> _WHAT NEEDS TO BE DONE_:
Transcribe the records that follow. Keep every word exactly, and drop the pictures.

> _RECORDS SHOWN_:
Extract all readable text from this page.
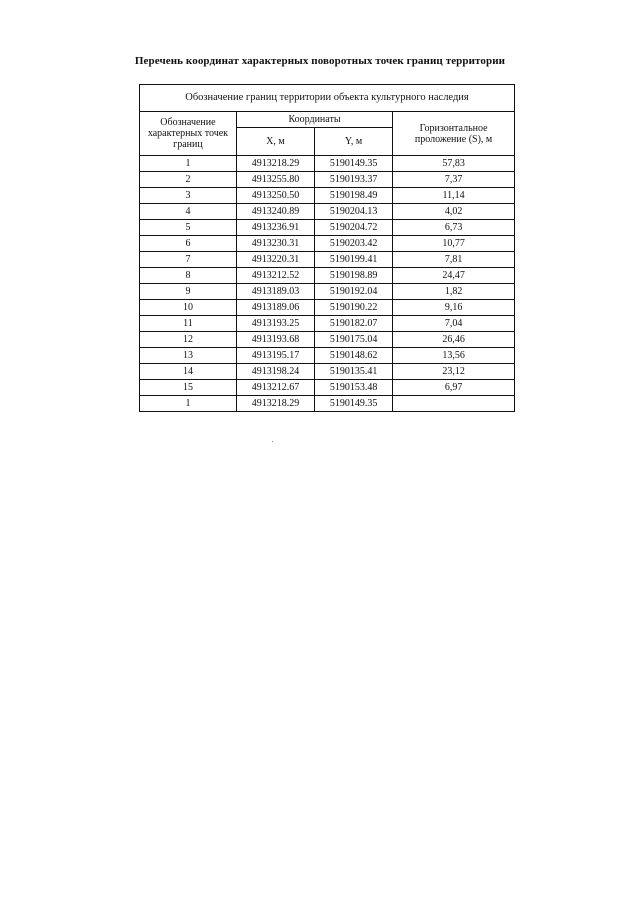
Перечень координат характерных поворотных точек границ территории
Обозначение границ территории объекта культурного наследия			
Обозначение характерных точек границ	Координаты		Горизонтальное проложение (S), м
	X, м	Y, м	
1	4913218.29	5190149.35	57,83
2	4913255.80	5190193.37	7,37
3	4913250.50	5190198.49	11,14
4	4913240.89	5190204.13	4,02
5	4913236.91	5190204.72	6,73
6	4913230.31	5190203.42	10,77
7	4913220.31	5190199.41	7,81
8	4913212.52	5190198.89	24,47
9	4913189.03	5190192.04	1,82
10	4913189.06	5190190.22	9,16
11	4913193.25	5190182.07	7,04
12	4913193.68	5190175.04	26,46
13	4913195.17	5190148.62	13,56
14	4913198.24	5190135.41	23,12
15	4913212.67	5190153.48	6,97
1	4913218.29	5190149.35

> _WRITTEN REPLY_:
Extract all readable text from this page.
Перечень координат характерных поворотных точек границ территории
Обозначение границ территории объекта культурного наследия			
Обозначение характерных точек границ	Координаты		Горизонтальное проложение (S), м
	X, м	Y, м	
1	4913218.29	5190149.35	57,83
2	4913255.80	5190193.37	7,37
3	4913250.50	5190198.49	11,14
4	4913240.89	5190204.13	4,02
5	4913236.91	5190204.72	6,73
6	4913230.31	5190203.42	10,77
7	4913220.31	5190199.41	7,81
8	4913212.52	5190198.89	24,47
9	4913189.03	5190192.04	1,82
10	4913189.06	5190190.22	9,16
11	4913193.25	5190182.07	7,04
12	4913193.68	5190175.04	26,46
13	4913195.17	5190148.62	13,56
14	4913198.24	5190135.41	23,12
15	4913212.67	5190153.48	6,97
1	4913218.29	5190149.35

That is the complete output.